## Problem details
Wherever a line below holds the word "SAFETY", copy that line.

[start Working data]

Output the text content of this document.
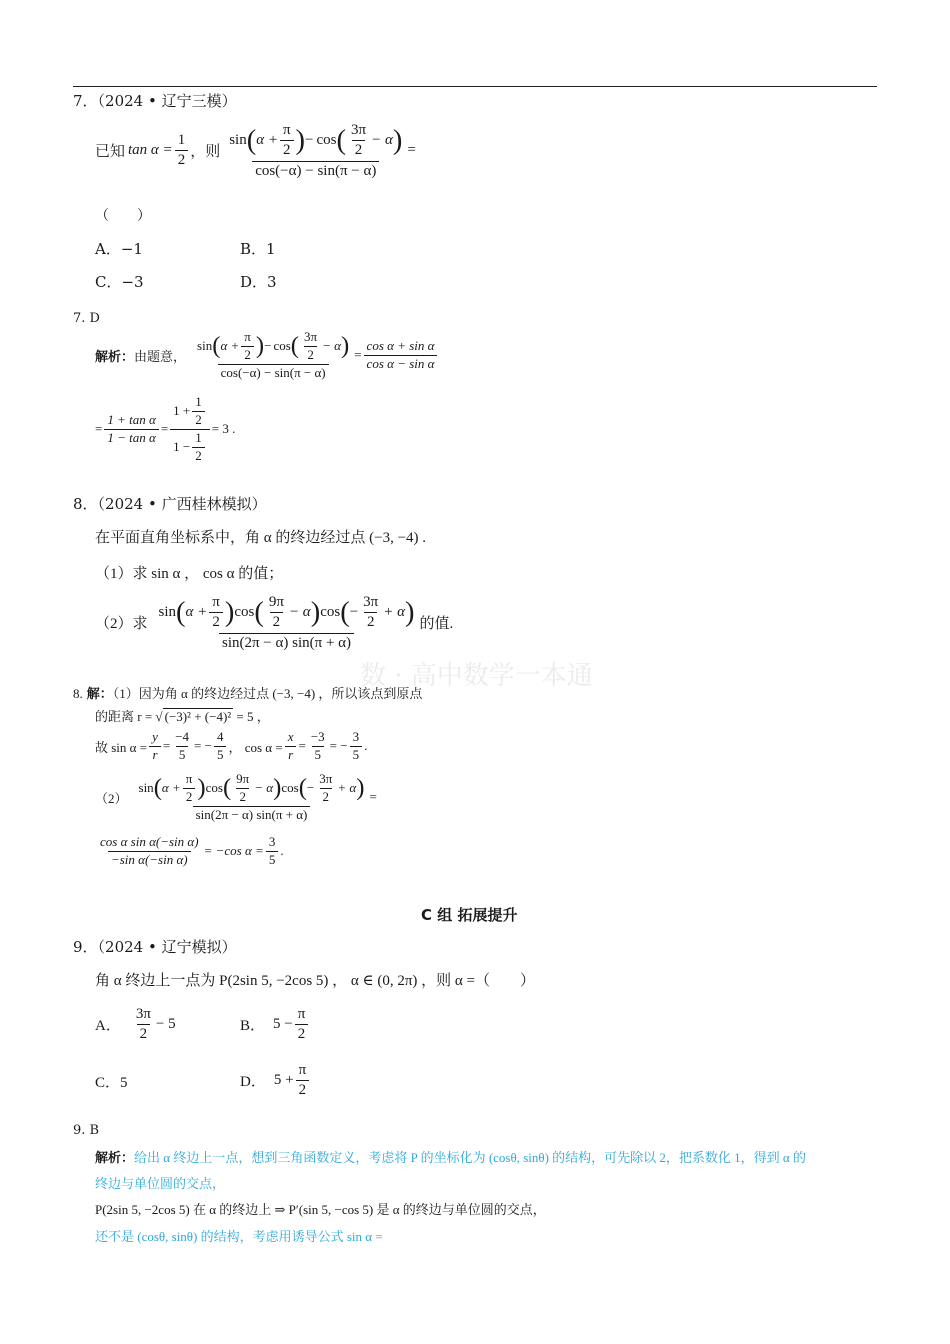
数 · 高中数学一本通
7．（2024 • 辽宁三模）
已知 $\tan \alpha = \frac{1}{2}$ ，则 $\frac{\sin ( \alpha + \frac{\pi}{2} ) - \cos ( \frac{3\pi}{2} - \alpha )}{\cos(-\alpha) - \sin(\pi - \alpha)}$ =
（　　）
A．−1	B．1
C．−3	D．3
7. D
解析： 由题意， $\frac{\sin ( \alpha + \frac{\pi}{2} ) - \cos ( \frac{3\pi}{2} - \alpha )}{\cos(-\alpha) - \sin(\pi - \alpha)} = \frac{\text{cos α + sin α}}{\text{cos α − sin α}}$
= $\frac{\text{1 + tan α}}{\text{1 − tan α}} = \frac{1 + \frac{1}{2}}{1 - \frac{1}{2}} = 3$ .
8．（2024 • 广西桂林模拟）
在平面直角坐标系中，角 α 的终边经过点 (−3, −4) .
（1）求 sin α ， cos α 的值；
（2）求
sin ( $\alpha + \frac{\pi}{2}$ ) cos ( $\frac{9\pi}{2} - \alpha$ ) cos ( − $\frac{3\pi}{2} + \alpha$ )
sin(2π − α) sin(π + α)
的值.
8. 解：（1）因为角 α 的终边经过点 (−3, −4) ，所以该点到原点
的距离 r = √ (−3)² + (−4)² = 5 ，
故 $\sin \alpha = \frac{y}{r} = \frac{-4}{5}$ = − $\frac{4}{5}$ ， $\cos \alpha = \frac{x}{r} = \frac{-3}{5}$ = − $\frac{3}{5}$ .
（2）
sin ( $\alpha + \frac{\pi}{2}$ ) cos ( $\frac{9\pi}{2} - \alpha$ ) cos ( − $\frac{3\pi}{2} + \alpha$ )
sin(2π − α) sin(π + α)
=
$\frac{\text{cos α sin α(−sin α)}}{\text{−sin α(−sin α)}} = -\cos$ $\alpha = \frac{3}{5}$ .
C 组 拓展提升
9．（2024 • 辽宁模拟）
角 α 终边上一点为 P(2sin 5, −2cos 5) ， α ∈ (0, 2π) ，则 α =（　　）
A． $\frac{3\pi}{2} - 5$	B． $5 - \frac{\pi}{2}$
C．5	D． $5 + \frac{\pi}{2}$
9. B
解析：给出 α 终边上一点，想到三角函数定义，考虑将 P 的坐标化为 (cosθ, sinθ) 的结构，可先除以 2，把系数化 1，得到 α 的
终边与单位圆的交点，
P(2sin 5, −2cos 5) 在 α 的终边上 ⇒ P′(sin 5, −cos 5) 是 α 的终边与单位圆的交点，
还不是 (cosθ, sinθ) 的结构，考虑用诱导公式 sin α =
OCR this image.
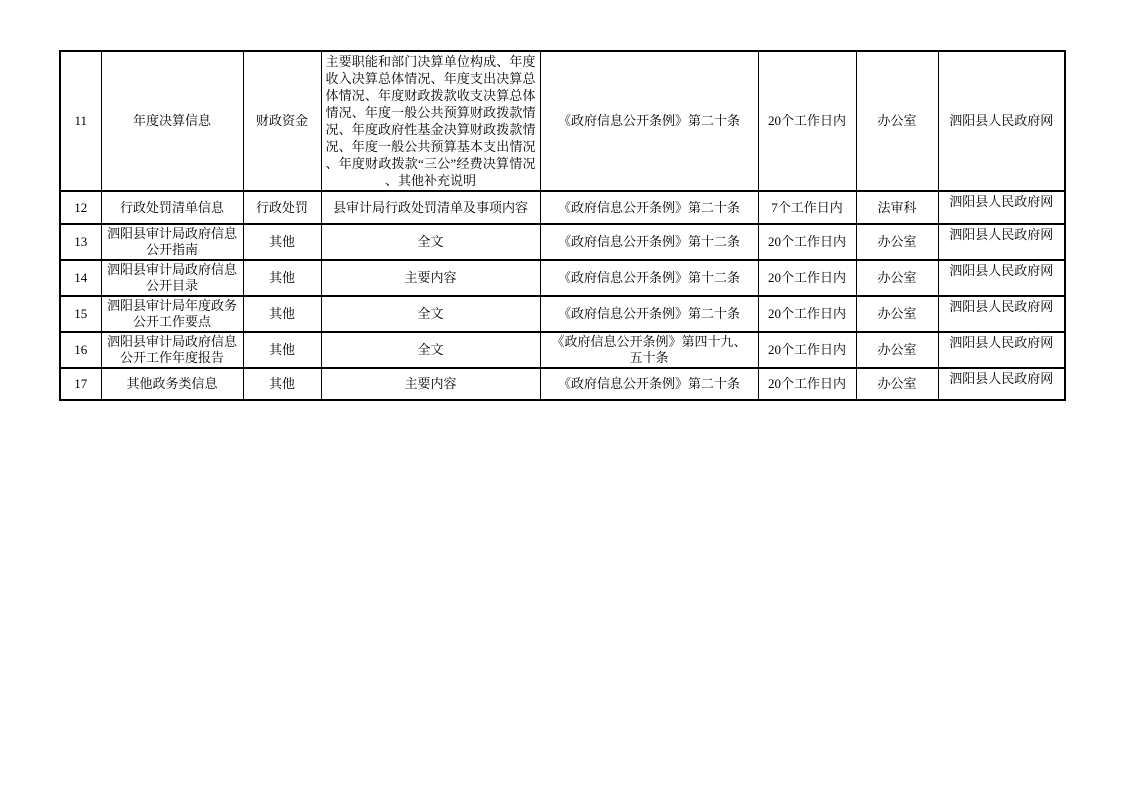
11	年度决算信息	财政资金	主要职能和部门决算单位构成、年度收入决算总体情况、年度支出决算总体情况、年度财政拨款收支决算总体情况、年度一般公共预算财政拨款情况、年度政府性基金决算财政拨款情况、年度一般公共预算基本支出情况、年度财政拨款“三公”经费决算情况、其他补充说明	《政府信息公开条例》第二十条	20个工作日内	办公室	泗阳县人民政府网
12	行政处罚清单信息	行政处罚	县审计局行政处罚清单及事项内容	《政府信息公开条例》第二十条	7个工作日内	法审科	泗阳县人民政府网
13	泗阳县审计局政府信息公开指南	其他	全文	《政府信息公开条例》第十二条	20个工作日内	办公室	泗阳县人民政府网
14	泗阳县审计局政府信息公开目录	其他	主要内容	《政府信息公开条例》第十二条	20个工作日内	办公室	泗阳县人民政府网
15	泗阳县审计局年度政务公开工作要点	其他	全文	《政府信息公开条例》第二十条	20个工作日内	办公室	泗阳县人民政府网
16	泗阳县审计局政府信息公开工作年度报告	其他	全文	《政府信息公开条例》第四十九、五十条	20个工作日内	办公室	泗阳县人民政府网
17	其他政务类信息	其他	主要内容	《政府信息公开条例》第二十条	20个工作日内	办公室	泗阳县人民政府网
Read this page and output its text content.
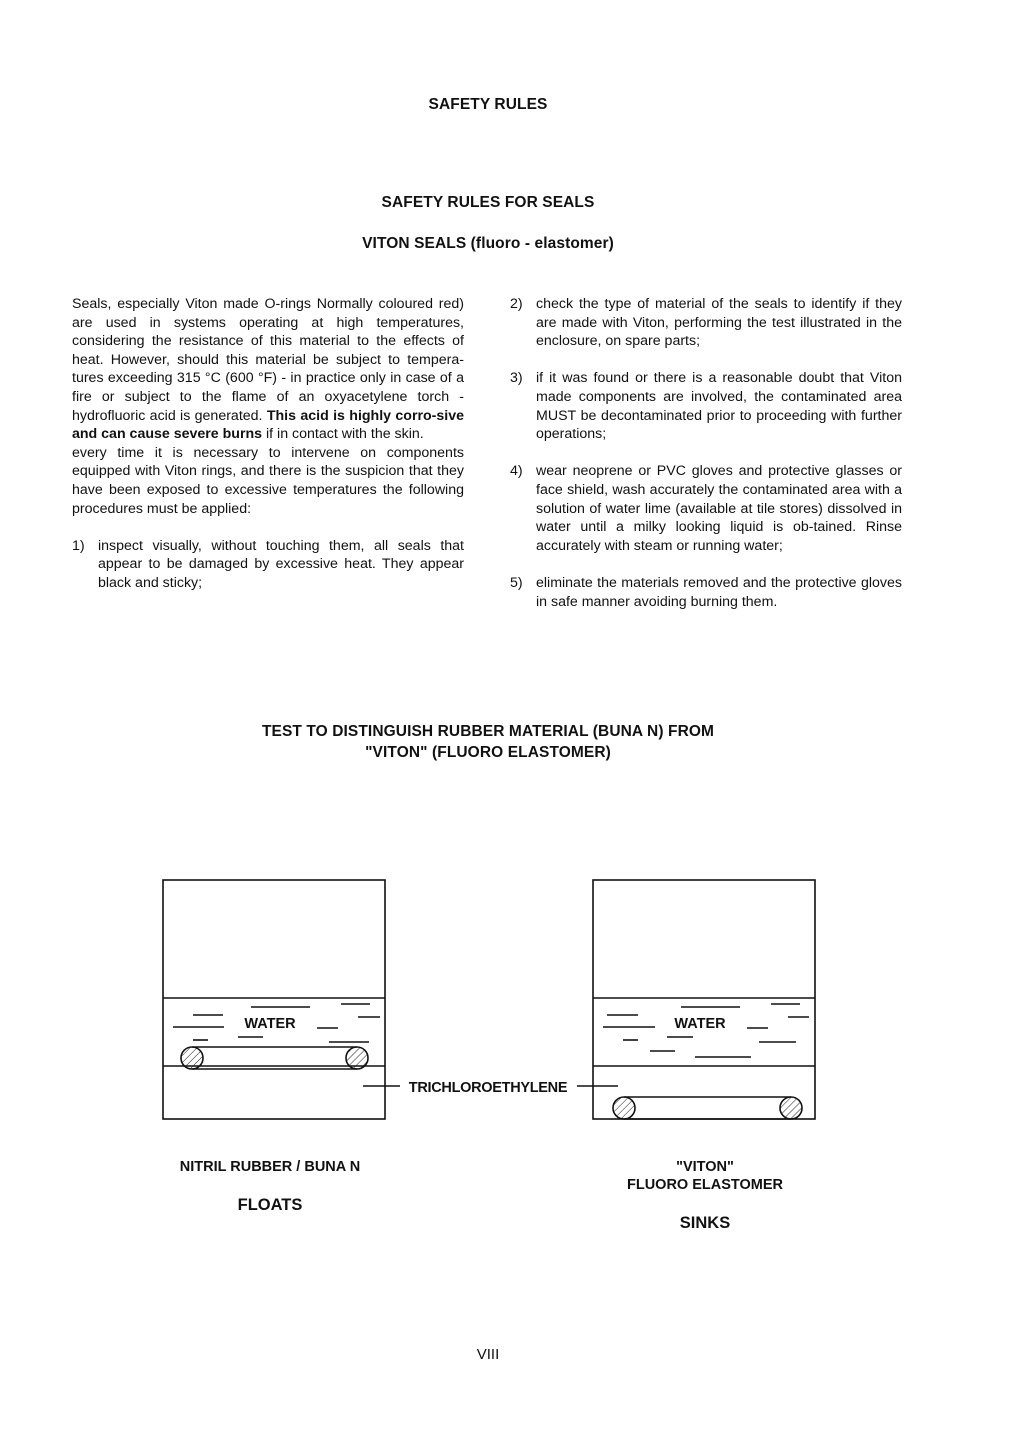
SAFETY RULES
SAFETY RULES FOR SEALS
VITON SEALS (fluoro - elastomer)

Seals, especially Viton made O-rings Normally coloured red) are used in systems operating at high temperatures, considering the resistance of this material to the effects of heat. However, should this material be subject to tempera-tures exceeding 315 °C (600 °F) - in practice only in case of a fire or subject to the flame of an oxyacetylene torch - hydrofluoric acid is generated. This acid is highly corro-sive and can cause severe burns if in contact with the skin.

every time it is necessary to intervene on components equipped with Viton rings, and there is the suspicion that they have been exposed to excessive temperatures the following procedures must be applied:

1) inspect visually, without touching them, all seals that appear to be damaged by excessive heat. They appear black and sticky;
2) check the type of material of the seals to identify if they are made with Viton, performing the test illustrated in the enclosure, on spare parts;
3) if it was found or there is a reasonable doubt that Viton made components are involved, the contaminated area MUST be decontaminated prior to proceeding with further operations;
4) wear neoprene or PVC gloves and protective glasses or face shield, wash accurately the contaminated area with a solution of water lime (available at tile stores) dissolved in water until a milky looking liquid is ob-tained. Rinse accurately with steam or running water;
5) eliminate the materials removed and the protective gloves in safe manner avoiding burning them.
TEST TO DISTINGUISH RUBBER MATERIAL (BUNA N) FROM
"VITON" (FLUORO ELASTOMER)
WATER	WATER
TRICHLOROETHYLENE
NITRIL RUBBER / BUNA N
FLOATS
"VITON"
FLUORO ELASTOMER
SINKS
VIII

[end Working data]

## Answer for the task
SAFETY RULES
SAFETY RULES FOR SEALS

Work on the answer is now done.